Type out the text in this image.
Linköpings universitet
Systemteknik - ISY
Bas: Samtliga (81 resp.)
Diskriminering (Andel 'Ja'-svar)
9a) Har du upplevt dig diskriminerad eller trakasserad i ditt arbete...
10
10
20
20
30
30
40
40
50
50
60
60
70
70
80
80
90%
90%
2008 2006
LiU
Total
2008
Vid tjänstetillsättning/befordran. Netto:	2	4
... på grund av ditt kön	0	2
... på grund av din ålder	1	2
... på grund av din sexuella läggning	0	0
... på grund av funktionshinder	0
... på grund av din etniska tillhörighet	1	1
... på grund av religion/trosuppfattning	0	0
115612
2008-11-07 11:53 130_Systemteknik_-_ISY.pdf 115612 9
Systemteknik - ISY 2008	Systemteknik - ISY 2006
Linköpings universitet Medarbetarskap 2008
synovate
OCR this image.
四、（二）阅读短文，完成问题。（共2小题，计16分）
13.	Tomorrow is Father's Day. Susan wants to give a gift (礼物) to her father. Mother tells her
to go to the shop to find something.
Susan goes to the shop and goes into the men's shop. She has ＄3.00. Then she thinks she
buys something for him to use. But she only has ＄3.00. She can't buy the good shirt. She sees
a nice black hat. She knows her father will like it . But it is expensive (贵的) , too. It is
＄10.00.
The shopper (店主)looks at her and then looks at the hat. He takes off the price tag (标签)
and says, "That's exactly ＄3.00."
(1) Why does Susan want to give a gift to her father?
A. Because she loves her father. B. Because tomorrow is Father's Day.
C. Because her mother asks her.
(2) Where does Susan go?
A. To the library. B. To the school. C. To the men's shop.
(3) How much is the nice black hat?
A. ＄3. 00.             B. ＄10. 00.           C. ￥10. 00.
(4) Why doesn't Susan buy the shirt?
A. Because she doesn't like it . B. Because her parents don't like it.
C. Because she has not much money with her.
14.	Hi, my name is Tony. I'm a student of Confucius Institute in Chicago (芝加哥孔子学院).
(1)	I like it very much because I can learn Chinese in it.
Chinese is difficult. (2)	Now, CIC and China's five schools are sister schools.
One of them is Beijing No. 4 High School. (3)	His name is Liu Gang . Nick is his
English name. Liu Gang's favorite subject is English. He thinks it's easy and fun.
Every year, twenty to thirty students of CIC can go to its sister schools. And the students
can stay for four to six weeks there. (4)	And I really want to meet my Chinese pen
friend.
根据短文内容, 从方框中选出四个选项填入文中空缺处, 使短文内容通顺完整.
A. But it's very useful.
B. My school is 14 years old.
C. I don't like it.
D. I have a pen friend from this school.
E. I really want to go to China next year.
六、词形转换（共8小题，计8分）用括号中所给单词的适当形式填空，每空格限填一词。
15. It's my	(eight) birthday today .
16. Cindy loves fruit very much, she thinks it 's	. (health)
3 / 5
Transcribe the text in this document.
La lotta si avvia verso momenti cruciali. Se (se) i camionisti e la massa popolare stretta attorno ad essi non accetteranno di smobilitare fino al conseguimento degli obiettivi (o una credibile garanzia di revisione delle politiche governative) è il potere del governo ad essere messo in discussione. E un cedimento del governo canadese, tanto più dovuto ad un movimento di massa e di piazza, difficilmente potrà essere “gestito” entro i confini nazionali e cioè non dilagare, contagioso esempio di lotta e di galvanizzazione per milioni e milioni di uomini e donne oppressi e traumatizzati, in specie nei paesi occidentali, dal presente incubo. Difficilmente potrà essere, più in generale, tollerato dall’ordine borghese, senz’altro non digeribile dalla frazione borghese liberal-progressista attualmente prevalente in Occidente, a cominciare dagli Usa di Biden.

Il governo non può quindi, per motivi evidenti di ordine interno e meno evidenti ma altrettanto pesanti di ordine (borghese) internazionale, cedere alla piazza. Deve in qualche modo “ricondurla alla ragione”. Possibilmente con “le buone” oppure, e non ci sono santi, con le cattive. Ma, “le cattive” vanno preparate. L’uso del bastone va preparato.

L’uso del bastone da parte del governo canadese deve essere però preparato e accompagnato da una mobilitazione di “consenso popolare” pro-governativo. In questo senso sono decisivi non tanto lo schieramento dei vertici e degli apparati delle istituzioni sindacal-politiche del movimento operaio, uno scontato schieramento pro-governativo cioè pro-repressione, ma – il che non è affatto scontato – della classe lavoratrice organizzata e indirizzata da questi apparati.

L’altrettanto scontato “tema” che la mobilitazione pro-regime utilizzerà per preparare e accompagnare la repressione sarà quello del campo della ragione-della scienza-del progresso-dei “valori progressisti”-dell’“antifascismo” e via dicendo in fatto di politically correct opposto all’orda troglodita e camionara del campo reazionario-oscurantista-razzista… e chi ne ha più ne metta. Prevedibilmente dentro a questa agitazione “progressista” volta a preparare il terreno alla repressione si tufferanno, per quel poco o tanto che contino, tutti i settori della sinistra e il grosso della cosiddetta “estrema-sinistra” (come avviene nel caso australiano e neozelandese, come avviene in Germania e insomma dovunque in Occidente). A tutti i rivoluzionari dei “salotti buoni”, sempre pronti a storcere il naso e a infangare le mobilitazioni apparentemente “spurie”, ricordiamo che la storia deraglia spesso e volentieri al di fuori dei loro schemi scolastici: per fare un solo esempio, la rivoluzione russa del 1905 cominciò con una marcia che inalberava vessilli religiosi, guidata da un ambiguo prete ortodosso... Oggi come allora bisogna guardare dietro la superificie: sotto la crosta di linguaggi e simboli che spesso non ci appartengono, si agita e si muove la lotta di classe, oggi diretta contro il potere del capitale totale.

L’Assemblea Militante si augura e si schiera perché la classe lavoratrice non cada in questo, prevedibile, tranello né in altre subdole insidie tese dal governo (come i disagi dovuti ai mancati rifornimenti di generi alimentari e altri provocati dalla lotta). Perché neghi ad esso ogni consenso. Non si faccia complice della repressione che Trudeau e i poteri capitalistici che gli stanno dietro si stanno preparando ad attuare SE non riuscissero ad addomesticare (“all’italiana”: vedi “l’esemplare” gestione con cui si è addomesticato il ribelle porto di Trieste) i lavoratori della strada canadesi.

Your objective: Reproduce the listing in full. Keep it exactly as written.

The solution:
Type out the text in this image.
Linköpings universitet
Systemteknik - ISY
Bas: Samtliga (81 resp.)
Diskriminering (Andel 'Ja'-svar)
9a) Har du upplevt dig diskriminerad eller trakasserad i ditt arbete...
10
10
20
20
30
30
40
40
50
50
60
60
70
70
80
80
90%
90%
2008 2006
LiU
Total
2008
Vid tjänstetillsättning/befordran. Netto:	2	4
... på grund av ditt kön	0	2
... på grund av din ålder	1	2
... på grund av din sexuella läggning	0	0
... på grund av funktionshinder	0
... på grund av din etniska tillhörighet	1	1
... på grund av religion/trosuppfattning	0	0
115612
2008-11-07 11:53 130_Systemteknik_-_ISY.pdf 115612 9
Systemteknik - ISY 2008	Systemteknik - ISY 2006
Linköpings universitet Medarbetarskap 2008
synovate
OCR this image.
四、（二）阅读短文，完成问题。（共2小题，计16分）
13.	Tomorrow is Father's Day. Susan wants to give a gift (礼物) to her father. Mother tells her
to go to the shop to find something.
Susan goes to the shop and goes into the men's shop. She has ＄3.00. Then she thinks she
buys something for him to use. But she only has ＄3.00. She can't buy the good shirt. She sees
a nice black hat. She knows her father will like it . But it is expensive (贵的) , too. It is
＄10.00.
The shopper (店主)looks at her and then looks at the hat. He takes off the price tag (标签)
and says, "That's exactly ＄3.00."
(1) Why does Susan want to give a gift to her father?
A. Because she loves her father. B. Because tomorrow is Father's Day.
C. Because her mother asks her.
(2) Where does Susan go?
A. To the library. B. To the school. C. To the men's shop.
(3) How much is the nice black hat?
A. ＄3. 00.             B. ＄10. 00.           C. ￥10. 00.
(4) Why doesn't Susan buy the shirt?
A. Because she doesn't like it . B. Because her parents don't like it.
C. Because she has not much money with her.
14.	Hi, my name is Tony. I'm a student of Confucius Institute in Chicago (芝加哥孔子学院).
(1)	I like it very much because I can learn Chinese in it.
Chinese is difficult. (2)	Now, CIC and China's five schools are sister schools.
One of them is Beijing No. 4 High School. (3)	His name is Liu Gang . Nick is his
English name. Liu Gang's favorite subject is English. He thinks it's easy and fun.
Every year, twenty to thirty students of CIC can go to its sister schools. And the students
can stay for four to six weeks there. (4)	And I really want to meet my Chinese pen
friend.
根据短文内容, 从方框中选出四个选项填入文中空缺处, 使短文内容通顺完整.
A. But it's very useful.
B. My school is 14 years old.
C. I don't like it.
D. I have a pen friend from this school.
E. I really want to go to China next year.
六、词形转换（共8小题，计8分）用括号中所给单词的适当形式填空，每空格限填一词。
15. It's my	(eight) birthday today .
16. Cindy loves fruit very much, she thinks it 's	. (health)
3 / 5
Transcribe the text in this document.
La lotta si avvia verso momenti cruciali. Se (se) i camionisti e la massa popolare stretta attorno ad essi non accetteranno di smobilitare fino al conseguimento degli obiettivi (o una credibile garanzia di revisione delle politiche governative) è il potere del governo ad essere messo in discussione. E un cedimento del governo canadese, tanto più dovuto ad un movimento di massa e di piazza, difficilmente potrà essere “gestito” entro i confini nazionali e cioè non dilagare, contagioso esempio di lotta e di galvanizzazione per milioni e milioni di uomini e donne oppressi e traumatizzati, in specie nei paesi occidentali, dal presente incubo. Difficilmente potrà essere, più in generale, tollerato dall’ordine borghese, senz’altro non digeribile dalla frazione borghese liberal-progressista attualmente prevalente in Occidente, a cominciare dagli Usa di Biden.

Il governo non può quindi, per motivi evidenti di ordine interno e meno evidenti ma altrettanto pesanti di ordine (borghese) internazionale, cedere alla piazza. Deve in qualche modo “ricondurla alla ragione”. Possibilmente con “le buone” oppure, e non ci sono santi, con le cattive. Ma, “le cattive” vanno preparate. L’uso del bastone va preparato.

L’uso del bastone da parte del governo canadese deve essere però preparato e accompagnato da una mobilitazione di “consenso popolare” pro-governativo. In questo senso sono decisivi non tanto lo schieramento dei vertici e degli apparati delle istituzioni sindacal-politiche del movimento operaio, uno scontato schieramento pro-governativo cioè pro-repressione, ma – il che non è affatto scontato – della classe lavoratrice organizzata e indirizzata da questi apparati.

L’altrettanto scontato “tema” che la mobilitazione pro-regime utilizzerà per preparare e accompagnare la repressione sarà quello del campo della ragione-della scienza-del progresso-dei “valori progressisti”-dell’“antifascismo” e via dicendo in fatto di politically correct opposto all’orda troglodita e camionara del campo reazionario-oscurantista-razzista… e chi ne ha più ne metta. Prevedibilmente dentro a questa agitazione “progressista” volta a preparare il terreno alla repressione si tufferanno, per quel poco o tanto che contino, tutti i settori della sinistra e il grosso della cosiddetta “estrema-sinistra” (come avviene nel caso australiano e neozelandese, come avviene in Germania e insomma dovunque in Occidente). A tutti i rivoluzionari dei “salotti buoni”, sempre pronti a storcere il naso e a infangare le mobilitazioni apparentemente “spurie”, ricordiamo che la storia deraglia spesso e volentieri al di fuori dei loro schemi scolastici: per fare un solo esempio, la rivoluzione russa del 1905 cominciò con una marcia che inalberava vessilli religiosi, guidata da un ambiguo prete ortodosso... Oggi come allora bisogna guardare dietro la superificie: sotto la crosta di linguaggi e simboli che spesso non ci appartengono, si agita e si muove la lotta di classe, oggi diretta contro il potere del capitale totale.

L’Assemblea Militante si augura e si schiera perché la classe lavoratrice non cada in questo, prevedibile, tranello né in altre subdole insidie tese dal governo (come i disagi dovuti ai mancati rifornimenti di generi alimentari e altri provocati dalla lotta). Perché neghi ad esso ogni consenso. Non si faccia complice della repressione che Trudeau e i poteri capitalistici che gli stanno dietro si stanno preparando ad attuare SE non riuscissero ad addomesticare (“all’italiana”: vedi “l’esemplare” gestione con cui si è addomesticato il ribelle porto di Trieste) i lavoratori della strada canadesi.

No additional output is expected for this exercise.